▶ [Goal]: Copy each line of the entries beneath that contains the word "screenshot".

▶ [Input material]:
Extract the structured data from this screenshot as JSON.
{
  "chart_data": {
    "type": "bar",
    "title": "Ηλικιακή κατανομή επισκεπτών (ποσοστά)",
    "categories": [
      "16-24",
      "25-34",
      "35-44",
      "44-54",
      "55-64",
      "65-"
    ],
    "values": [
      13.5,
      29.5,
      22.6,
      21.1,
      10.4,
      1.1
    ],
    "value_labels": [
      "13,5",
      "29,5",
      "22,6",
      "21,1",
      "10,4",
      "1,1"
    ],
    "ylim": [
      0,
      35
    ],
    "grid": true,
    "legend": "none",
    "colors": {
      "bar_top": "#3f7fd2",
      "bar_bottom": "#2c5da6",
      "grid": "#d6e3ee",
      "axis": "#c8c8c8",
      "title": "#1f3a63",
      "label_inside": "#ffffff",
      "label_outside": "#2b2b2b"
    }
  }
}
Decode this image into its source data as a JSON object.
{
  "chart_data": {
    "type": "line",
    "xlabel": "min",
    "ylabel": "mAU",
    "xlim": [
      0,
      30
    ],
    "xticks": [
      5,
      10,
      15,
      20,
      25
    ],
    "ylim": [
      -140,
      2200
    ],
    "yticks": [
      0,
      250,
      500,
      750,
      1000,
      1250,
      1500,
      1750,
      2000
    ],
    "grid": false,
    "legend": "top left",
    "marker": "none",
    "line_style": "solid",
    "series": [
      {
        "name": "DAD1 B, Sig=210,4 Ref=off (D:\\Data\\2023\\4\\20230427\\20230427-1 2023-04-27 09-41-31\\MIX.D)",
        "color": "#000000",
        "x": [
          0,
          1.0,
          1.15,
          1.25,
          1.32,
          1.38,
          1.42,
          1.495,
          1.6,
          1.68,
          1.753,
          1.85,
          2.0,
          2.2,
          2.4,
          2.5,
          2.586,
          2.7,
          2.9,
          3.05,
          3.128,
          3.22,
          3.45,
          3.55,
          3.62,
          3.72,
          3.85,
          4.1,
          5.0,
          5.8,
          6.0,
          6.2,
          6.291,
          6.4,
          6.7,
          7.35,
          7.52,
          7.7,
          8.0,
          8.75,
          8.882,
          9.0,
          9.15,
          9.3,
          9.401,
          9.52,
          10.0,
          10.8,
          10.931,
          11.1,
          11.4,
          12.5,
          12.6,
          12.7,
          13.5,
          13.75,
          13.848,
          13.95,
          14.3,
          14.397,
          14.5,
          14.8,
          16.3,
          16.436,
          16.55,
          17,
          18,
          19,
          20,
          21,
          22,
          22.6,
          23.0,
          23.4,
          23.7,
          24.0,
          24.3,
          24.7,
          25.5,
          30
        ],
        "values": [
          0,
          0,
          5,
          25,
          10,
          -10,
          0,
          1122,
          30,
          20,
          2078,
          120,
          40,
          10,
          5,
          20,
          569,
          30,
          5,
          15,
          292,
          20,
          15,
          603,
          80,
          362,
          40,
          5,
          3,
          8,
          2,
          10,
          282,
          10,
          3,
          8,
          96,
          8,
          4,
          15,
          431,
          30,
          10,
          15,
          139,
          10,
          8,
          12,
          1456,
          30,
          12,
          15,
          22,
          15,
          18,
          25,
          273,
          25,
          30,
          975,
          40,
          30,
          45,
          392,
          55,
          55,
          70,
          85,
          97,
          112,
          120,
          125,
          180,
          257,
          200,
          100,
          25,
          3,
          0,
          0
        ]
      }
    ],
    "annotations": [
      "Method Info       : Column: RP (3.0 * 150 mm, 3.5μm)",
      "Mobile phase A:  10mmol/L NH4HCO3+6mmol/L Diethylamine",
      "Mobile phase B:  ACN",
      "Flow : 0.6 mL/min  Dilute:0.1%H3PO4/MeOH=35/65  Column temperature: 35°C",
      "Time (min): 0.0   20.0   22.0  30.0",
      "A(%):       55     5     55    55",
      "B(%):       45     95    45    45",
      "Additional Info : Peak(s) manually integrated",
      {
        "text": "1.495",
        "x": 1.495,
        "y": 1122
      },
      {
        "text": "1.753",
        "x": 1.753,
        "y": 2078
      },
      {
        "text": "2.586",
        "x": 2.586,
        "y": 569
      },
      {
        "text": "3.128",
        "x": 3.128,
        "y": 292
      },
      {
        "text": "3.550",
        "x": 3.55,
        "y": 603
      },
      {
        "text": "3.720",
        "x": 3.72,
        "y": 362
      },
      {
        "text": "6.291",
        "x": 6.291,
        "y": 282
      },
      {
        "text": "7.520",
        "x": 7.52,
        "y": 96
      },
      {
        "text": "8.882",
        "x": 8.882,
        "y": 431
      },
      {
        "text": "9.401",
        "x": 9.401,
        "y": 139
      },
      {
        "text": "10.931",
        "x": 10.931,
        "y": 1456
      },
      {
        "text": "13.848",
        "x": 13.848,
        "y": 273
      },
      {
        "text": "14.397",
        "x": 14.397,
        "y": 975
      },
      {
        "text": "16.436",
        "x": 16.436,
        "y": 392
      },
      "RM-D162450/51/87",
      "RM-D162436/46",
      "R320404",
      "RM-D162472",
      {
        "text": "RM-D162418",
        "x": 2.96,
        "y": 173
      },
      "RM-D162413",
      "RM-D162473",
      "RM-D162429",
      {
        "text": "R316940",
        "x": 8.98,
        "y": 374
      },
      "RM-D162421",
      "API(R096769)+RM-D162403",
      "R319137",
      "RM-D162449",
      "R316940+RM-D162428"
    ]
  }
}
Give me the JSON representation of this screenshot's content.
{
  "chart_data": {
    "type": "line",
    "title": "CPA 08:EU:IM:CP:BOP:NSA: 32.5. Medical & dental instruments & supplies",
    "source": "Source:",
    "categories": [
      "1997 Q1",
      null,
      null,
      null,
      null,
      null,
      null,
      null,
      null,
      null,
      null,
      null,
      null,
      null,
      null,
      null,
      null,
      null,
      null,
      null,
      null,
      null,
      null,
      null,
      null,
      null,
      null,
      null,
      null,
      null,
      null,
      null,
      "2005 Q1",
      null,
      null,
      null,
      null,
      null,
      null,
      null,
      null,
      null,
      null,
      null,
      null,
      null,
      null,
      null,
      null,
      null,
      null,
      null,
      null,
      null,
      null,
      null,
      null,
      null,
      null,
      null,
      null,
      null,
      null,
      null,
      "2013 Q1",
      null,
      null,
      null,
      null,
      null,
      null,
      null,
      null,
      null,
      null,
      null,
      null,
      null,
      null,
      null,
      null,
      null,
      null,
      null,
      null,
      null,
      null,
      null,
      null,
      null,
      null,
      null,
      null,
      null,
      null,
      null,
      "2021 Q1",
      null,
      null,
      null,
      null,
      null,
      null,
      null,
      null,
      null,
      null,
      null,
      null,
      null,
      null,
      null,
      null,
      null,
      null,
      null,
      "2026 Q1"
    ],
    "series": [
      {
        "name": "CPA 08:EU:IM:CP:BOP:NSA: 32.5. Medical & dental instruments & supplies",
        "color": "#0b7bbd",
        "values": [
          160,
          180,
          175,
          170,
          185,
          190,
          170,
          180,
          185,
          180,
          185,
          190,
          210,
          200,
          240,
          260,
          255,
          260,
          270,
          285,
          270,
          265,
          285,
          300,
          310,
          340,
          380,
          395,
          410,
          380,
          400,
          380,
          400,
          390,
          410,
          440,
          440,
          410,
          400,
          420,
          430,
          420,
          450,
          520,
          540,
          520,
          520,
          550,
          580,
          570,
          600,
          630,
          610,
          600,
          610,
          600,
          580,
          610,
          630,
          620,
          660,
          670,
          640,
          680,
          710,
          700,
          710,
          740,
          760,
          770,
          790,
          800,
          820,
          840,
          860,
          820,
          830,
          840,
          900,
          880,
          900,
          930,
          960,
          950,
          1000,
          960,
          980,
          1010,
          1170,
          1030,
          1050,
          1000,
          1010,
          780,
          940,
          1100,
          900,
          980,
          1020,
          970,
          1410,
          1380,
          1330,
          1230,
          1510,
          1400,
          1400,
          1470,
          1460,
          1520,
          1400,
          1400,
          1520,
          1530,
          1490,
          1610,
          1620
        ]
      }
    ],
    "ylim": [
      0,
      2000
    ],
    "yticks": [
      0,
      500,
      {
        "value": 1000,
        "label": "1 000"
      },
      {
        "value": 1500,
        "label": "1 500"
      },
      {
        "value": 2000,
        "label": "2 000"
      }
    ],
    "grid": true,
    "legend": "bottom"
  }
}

▶ [Result for this task]:
Extract the structured data from this screenshot as JSON.
Give me the JSON representation of this screenshot's content.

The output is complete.